Stated exercise:
Identify all lines in the data containing the string "kind". Copy them out.

Records supplied:
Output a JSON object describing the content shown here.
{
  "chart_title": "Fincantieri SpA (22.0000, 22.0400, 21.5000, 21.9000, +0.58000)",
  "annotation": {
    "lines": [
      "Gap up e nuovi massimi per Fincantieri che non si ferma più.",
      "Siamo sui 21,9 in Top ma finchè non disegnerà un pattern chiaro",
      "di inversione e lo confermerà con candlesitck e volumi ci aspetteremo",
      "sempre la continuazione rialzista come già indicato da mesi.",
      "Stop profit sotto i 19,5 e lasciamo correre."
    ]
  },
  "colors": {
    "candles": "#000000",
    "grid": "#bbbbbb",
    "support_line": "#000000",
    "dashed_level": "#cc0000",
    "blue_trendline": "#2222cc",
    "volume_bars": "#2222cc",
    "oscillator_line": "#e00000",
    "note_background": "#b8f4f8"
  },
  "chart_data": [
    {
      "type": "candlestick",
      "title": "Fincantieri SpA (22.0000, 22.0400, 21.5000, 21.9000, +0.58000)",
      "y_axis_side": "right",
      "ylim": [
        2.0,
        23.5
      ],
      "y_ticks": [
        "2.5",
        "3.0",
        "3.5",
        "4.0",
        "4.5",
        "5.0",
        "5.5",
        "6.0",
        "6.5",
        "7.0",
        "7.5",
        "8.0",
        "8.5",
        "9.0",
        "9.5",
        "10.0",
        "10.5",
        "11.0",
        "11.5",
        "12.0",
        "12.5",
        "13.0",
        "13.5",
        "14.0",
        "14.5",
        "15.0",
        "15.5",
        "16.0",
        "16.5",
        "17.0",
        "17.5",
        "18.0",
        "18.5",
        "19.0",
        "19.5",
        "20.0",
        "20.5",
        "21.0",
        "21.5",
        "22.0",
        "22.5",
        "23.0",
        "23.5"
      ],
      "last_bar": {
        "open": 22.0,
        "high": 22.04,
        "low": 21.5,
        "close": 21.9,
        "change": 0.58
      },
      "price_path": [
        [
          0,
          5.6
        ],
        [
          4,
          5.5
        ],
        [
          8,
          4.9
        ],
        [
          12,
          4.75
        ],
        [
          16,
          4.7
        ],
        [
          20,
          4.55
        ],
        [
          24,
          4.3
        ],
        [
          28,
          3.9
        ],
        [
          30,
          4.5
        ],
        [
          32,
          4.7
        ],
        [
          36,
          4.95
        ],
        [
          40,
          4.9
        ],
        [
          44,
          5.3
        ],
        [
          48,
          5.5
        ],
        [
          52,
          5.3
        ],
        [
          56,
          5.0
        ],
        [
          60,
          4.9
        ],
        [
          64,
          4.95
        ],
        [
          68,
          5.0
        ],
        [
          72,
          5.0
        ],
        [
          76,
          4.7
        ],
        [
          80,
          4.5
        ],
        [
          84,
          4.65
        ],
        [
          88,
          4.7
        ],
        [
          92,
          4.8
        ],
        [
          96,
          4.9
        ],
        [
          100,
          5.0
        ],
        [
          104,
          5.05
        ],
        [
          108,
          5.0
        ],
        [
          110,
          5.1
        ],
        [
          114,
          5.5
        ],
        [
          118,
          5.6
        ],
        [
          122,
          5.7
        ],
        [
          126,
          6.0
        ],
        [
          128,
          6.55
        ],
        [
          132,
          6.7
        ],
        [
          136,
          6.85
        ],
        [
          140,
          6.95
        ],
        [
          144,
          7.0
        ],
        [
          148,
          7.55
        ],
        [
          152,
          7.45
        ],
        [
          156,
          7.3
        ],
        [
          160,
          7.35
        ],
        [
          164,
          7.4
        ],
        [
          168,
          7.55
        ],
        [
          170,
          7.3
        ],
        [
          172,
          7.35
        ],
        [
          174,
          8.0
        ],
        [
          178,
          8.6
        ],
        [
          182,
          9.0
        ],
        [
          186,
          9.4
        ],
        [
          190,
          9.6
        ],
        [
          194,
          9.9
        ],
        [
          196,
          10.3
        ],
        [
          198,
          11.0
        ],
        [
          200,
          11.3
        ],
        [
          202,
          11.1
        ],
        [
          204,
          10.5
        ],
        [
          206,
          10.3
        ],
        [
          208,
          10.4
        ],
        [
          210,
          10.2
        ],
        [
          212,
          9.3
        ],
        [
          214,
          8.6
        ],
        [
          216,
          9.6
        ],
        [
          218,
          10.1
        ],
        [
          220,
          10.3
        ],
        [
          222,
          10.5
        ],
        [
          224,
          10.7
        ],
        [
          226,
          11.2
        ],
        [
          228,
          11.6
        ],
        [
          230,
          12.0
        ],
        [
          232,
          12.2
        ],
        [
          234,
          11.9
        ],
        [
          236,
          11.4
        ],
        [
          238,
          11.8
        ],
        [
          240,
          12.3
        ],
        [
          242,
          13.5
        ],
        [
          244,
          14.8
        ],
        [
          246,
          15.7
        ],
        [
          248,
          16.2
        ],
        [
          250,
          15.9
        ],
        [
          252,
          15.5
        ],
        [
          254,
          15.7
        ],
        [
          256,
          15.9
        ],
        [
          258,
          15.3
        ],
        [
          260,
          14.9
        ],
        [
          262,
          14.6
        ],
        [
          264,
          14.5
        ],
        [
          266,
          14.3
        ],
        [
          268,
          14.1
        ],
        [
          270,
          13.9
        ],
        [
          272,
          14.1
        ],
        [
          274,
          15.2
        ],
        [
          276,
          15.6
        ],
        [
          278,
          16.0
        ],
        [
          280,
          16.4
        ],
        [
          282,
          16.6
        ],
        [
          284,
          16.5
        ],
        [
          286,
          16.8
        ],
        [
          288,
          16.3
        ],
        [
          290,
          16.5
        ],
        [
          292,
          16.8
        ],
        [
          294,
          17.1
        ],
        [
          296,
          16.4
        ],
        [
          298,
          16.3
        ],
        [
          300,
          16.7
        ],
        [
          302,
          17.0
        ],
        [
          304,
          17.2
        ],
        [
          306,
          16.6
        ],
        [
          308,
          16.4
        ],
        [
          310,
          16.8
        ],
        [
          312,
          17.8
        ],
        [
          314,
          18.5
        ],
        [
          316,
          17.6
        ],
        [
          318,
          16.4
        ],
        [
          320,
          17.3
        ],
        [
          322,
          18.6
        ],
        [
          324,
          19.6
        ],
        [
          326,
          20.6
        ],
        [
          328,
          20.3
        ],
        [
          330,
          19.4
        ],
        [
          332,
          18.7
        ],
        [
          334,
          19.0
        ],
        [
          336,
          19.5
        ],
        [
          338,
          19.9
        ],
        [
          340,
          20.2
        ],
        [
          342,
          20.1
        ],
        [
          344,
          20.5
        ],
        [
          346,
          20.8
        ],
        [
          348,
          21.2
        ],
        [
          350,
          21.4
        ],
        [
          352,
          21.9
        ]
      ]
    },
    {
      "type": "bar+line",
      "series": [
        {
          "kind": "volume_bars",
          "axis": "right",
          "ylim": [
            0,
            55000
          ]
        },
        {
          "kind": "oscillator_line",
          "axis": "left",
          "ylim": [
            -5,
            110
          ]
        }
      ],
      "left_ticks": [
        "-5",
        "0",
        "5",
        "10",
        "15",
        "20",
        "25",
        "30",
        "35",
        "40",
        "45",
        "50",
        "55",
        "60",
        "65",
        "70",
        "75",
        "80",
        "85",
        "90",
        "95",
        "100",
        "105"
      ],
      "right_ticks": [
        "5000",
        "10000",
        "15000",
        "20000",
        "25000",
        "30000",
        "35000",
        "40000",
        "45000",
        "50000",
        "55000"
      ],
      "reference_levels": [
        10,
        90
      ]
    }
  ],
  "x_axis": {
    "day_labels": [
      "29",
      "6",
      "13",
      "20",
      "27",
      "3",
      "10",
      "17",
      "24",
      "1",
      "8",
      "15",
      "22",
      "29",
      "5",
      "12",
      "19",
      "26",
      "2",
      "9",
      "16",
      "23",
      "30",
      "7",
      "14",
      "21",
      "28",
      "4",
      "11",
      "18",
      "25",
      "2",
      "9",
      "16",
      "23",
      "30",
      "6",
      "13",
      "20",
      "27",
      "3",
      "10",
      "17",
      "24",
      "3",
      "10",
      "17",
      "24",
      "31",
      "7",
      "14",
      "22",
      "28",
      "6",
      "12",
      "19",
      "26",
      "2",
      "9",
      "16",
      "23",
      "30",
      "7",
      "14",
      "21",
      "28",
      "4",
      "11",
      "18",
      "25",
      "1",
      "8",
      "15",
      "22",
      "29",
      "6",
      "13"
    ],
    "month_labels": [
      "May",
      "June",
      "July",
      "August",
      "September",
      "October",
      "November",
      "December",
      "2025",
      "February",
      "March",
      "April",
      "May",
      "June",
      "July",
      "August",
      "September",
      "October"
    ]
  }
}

Answer to the task:
          "kind": "volume_bars",
          "kind": "oscillator_line",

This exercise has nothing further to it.